● **EXERCISE INSTRUCTIONS**: Copy out all of the material exactly as presented.

● **EXCERPTED RECORDS**:
--*--
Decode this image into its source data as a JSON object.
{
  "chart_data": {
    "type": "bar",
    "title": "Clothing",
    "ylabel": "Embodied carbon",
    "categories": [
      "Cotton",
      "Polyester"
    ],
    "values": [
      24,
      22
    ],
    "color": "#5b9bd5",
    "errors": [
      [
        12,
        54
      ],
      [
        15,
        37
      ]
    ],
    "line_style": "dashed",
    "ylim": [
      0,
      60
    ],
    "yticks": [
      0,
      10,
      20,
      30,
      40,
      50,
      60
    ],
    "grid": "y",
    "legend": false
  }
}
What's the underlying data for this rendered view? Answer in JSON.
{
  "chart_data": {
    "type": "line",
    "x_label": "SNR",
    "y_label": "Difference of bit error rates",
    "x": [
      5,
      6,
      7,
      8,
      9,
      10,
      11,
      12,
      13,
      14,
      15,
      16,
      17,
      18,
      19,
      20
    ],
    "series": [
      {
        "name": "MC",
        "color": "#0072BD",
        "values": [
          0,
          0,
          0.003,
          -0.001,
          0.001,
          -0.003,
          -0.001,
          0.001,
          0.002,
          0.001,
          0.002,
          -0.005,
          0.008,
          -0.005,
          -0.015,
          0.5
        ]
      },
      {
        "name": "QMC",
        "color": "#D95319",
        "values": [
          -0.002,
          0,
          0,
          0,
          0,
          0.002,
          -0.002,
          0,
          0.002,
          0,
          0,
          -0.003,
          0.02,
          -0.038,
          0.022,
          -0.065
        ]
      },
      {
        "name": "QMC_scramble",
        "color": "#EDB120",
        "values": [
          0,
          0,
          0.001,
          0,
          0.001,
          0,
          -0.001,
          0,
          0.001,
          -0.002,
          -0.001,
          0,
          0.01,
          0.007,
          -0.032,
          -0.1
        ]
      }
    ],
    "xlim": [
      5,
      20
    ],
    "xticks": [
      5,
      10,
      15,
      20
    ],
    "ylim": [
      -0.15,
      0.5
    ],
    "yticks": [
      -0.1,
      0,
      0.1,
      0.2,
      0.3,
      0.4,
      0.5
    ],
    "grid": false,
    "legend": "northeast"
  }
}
--*--
● **TASK RESULT**:
Decode this image into its source data as a JSON object.
{
  "chart_data": {
    "type": "bar",
    "title": "Clothing",
    "ylabel": "Embodied carbon",
    "categories": [
      "Cotton",
      "Polyester"
    ],
    "values": [
      24,
      22
    ],
    "color": "#5b9bd5",
    "errors": [
      [
        12,
        54
      ],
      [
        15,
        37
      ]
    ],
    "line_style": "dashed",
    "ylim": [
      0,
      60
    ],
    "yticks": [
      0,
      10,
      20,
      30,
      40,
      50,
      60
    ],
    "grid": "y",
    "legend": false
  }
}
What's the underlying data for this rendered view? Answer in JSON.
{
  "chart_data": {
    "type": "line",
    "x_label": "SNR",
    "y_label": "Difference of bit error rates",
    "x": [
      5,
      6,
      7,
      8,
      9,
      10,
      11,
      12,
      13,
      14,
      15,
      16,
      17,
      18,
      19,
      20
    ],
    "series": [
      {
        "name": "MC",
        "color": "#0072BD",
        "values": [
          0,
          0,
          0.003,
          -0.001,
          0.001,
          -0.003,
          -0.001,
          0.001,
          0.002,
          0.001,
          0.002,
          -0.005,
          0.008,
          -0.005,
          -0.015,
          0.5
        ]
      },
      {
        "name": "QMC",
        "color": "#D95319",
        "values": [
          -0.002,
          0,
          0,
          0,
          0,
          0.002,
          -0.002,
          0,
          0.002,
          0,
          0,
          -0.003,
          0.02,
          -0.038,
          0.022,
          -0.065
        ]
      },
      {
        "name": "QMC_scramble",
        "color": "#EDB120",
        "values": [
          0,
          0,
          0.001,
          0,
          0.001,
          0,
          -0.001,
          0,
          0.001,
          -0.002,
          -0.001,
          0,
          0.01,
          0.007,
          -0.032,
          -0.1
        ]
      }
    ],
    "xlim": [
      5,
      20
    ],
    "xticks": [
      5,
      10,
      15,
      20
    ],
    "ylim": [
      -0.15,
      0.5
    ],
    "yticks": [
      -0.1,
      0,
      0.1,
      0.2,
      0.3,
      0.4,
      0.5
    ],
    "grid": false,
    "legend": "northeast"
  }
}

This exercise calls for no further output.